Task requirements: Pictures stay out of your copy, but everything else in the records below must be repeated exactly.

Material shown:

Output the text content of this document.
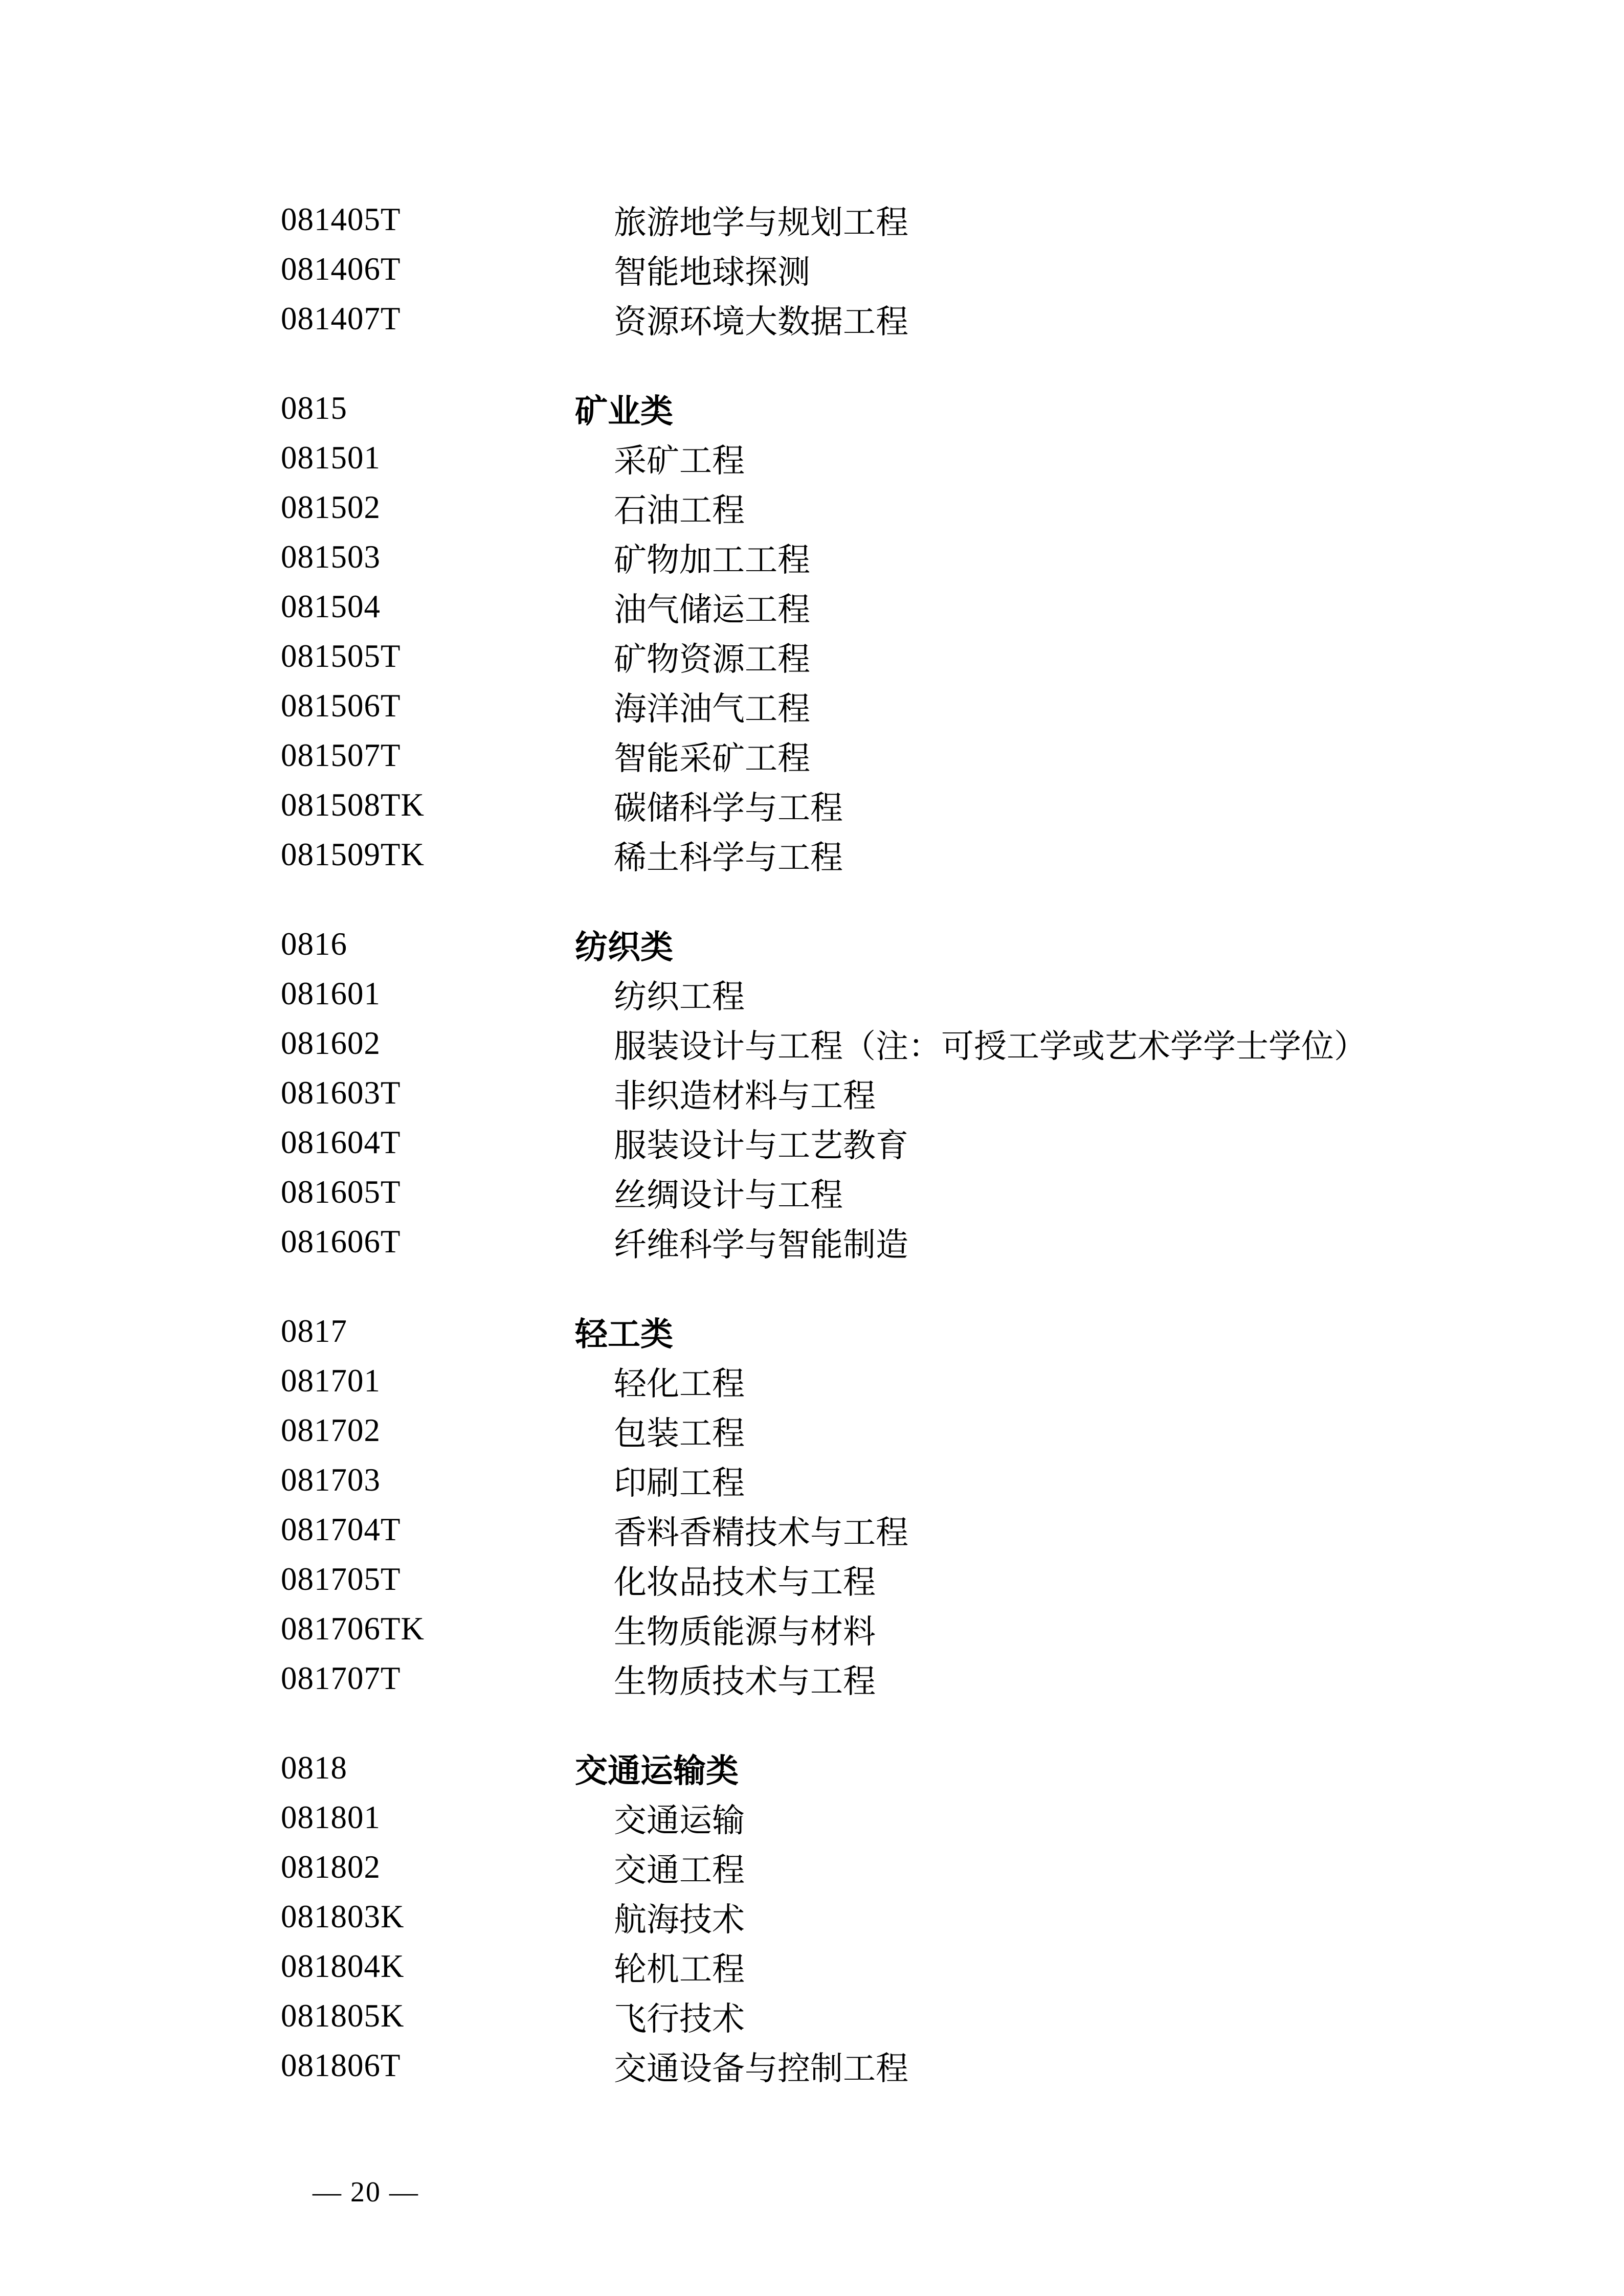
081405T	旅游地学与规划工程
081406T	智能地球探测
081407T	资源环境大数据工程
0815	矿业类
081501	采矿工程
081502	石油工程
081503	矿物加工工程
081504	油气储运工程
081505T	矿物资源工程
081506T	海洋油气工程
081507T	智能采矿工程
081508TK	碳储科学与工程
081509TK	稀土科学与工程
0816	纺织类
081601	纺织工程
081602	服装设计与工程（注：可授工学或艺术学学士学位）
081603T	非织造材料与工程
081604T	服装设计与工艺教育
081605T	丝绸设计与工程
081606T	纤维科学与智能制造
0817	轻工类
081701	轻化工程
081702	包装工程
081703	印刷工程
081704T	香料香精技术与工程
081705T	化妆品技术与工程
081706TK	生物质能源与材料
081707T	生物质技术与工程
0818	交通运输类
081801	交通运输
081802	交通工程
081803K	航海技术
081804K	轮机工程
081805K	飞行技术
081806T	交通设备与控制工程
— 20 —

Answer to this problem:
Output the text content of this document.
081405T	旅游地学与规划工程
081406T	智能地球探测
081407T	资源环境大数据工程
0815	矿业类
081501	采矿工程
081502	石油工程
081503	矿物加工工程
081504	油气储运工程
081505T	矿物资源工程
081506T	海洋油气工程
081507T	智能采矿工程
081508TK	碳储科学与工程
081509TK	稀土科学与工程
0816	纺织类
081601	纺织工程
081602	服装设计与工程（注：可授工学或艺术学学士学位）
081603T	非织造材料与工程
081604T	服装设计与工艺教育
081605T	丝绸设计与工程
081606T	纤维科学与智能制造
0817	轻工类
081701	轻化工程
081702	包装工程
081703	印刷工程
081704T	香料香精技术与工程
081705T	化妆品技术与工程
081706TK	生物质能源与材料
081707T	生物质技术与工程
0818	交通运输类
081801	交通运输
081802	交通工程
081803K	航海技术
081804K	轮机工程
081805K	飞行技术
081806T	交通设备与控制工程
— 20 —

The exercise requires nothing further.